SELECTED EXTRACT:
___
Do Kwon’s First Startup – And His First Taste Of Both Money And Nepotism.

Terra’s Do Kwon has found himself perpetually in trouble ever since Terra LUNA and UST crashed. His attempts to save the ecosystem by creating Terra 2.0 doesn’t seem to have stopped the spill-over that came with the people’s anger after over $40 billion was lost in the crash.

Going by a Twitter handle FatMan, one guy has been on Kwon’s neck for the major part of the last few weeks. FatMan seems to have dedicated his time to unearthing and telling the world exactly who Do Kwon is.

After several damning expose`s, FatMan has unearthed yet another side of Kwon. He told the world about it in a recent Twitter thread.

🧵 Do Kwon's dynamic rise to stardom in the VC world has not been without its tricks & shortcuts. Let's have a look at Anify, Do Kwon's first startup – and his first taste of both money and nepotism. (1/8)

— FatMan (@FatManTerra) June 3, 2022

First Project Funded Through Nepotism

Apparently, Do Kwon’s appetite for big money didn’t start with Terra or UST, or even his previous collapsed stablecoin, Basis Cash.

It started with a startup company called Anify. He started it back in 2014 with a friend from Stanford, Jang Ki-seok. Anify was a P2P-based communications system.

Apparently, they got incubation funding through the friend’s father who had connections with a big bank, the Infobank. They got the money despite the fact they hadn’t fielded any product. Nepotism right there.

Shielded By Big Power

After Anify, Do Kwon developed another plan – the Terra crypto ecosystem. He developed this idea with another friend, Daniel Shin, who’s well-linked with deep pockets and Korean intelligence service (Call it Korean CIA).

The two have had a dark history at that point already, but they were untouchable. In 2022, Kwon made an OTC deal whereby he exchanged 1 billion UST tokens for $1 billion worth of Bitcoin.

Fatman report:

“In 2016, Do Kwon and his friend from Stanford, Jang Ki-seok, created Anify, a scalable P2P communications solution. As many in the tech world know, it’s not easy to get accelerators to incubate you and throw hundreds of thousands at any old buzzword-filled idea

So when Anify was sent out as a prospective investment to various companies through the Korean government TIPS incubation program, how did Do Kwon manage to get a $550,000 grant from Infobank, a big communications corporation in Korea, despite never putting out a product?
___
PROBLEMS TO WORK ON:
a – In the Do Kwon article, shorten the paragraph beginning "Apparently, they got incubation funding" to a single sentence that keeps its main facts.
b – Extend the article about Do Kwon's first startup, starting right after its final sentence.
The material that comes next plays no part in this work.
___
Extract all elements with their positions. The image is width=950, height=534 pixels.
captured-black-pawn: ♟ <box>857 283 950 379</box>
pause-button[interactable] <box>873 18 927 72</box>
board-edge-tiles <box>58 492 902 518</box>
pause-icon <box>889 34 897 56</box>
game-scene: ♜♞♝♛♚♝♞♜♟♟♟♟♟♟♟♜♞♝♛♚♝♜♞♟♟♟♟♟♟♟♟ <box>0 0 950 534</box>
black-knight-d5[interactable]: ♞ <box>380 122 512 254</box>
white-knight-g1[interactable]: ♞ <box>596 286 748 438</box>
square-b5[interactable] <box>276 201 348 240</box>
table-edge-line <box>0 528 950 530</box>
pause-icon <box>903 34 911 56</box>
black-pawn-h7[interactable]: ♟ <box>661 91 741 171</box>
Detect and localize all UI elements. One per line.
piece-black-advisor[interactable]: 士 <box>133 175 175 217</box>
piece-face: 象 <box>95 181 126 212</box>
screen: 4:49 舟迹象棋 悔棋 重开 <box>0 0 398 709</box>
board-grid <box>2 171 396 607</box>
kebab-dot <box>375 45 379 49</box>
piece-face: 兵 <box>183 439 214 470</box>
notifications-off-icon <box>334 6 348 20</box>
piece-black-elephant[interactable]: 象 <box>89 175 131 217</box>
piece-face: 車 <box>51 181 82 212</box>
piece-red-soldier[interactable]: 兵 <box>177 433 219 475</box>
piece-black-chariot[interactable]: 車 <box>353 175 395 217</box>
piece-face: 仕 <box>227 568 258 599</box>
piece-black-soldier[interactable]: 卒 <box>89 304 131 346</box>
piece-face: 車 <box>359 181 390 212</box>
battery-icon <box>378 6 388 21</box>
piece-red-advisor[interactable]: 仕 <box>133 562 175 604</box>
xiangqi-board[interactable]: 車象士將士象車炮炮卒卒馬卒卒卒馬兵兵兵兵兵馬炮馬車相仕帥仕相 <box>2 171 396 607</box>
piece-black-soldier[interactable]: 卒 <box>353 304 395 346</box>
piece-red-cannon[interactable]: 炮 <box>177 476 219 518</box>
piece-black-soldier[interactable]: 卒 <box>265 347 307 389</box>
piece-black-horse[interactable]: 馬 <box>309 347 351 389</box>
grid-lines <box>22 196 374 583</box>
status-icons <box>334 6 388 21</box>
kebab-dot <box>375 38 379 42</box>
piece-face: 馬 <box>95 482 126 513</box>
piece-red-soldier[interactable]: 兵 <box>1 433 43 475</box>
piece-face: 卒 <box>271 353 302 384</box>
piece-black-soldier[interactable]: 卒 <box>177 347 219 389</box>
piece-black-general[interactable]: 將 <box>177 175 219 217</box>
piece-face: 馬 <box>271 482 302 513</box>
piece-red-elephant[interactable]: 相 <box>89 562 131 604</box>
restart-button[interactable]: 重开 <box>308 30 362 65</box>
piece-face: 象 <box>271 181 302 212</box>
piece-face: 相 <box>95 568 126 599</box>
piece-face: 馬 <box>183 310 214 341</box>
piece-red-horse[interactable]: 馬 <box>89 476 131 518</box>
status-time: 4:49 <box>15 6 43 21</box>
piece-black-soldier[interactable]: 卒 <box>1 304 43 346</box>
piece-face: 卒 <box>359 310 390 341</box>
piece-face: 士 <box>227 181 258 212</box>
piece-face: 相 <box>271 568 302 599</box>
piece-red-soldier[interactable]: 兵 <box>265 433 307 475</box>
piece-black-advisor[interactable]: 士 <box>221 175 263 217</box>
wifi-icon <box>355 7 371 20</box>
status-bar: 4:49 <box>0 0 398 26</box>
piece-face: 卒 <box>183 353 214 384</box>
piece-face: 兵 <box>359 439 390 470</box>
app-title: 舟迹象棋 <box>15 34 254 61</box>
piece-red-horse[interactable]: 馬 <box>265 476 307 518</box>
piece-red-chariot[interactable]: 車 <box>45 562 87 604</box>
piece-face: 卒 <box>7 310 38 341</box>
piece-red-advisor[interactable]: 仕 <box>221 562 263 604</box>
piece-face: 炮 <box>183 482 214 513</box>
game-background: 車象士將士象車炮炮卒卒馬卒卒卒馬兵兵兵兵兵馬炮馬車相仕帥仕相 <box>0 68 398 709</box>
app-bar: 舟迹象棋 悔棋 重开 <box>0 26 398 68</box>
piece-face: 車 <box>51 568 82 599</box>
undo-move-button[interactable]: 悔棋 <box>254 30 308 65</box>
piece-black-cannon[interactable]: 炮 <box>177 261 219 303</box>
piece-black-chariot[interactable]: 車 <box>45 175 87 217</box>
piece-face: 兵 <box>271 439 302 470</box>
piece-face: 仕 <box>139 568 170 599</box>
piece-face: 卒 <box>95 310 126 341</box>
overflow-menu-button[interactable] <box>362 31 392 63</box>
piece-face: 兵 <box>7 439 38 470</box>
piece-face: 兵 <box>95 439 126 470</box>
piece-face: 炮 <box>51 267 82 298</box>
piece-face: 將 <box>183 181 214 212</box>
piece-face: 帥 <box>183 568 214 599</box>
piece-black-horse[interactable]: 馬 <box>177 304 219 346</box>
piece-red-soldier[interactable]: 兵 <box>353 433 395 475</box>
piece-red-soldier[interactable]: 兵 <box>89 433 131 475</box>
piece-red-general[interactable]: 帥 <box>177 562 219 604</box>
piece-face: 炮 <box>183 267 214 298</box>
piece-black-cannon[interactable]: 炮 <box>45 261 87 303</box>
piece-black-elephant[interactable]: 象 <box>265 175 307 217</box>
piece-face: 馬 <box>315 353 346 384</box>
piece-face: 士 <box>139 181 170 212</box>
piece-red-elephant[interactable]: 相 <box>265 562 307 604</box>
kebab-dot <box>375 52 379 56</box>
___
THE RESPONSES:
a – Even without a product, Kwon and his friend got incubation funding through the friend's father, who had connections at the big bank Infobank, which the article calls nepotism.

b –
As it happened, Do Kwon had a trick up his sleeve. Infobank’s CEO turned out to be Jang Jun-ho, the father of Jang Ki-seok. Thanks to the wonders of nepotism, Ki-seok had his father recommend the project to the TIPS board, and received a large investment into Anify’s bank.

It turns out that Ki-seok was an Infobank shareholder, and Infobank is refusing to comment on this. The TIPS board has stated that they will work harder on rooting out instances of nepotism. This is all thanks to amazing research work done by SBS.

I opine that after this little venture, Do Kwon started becoming greedy for more. More money, more investor funding, more fame, more connections – more power. He started dreaming bigger. “A million dollars isn’t cool. You know what’s cool? A billion dollars.””

The Ultimate Rug-Pull

Do Kwon mostly likely knew the Terra ecosystem would collapse, but his goal was just to get out with a bag of money. In recent, expose`s, FatMan explained how Kwon and his VIP Terra validators planned to play the markets and raked in huge profits at a time when the Terra community was losing money on a daily basis.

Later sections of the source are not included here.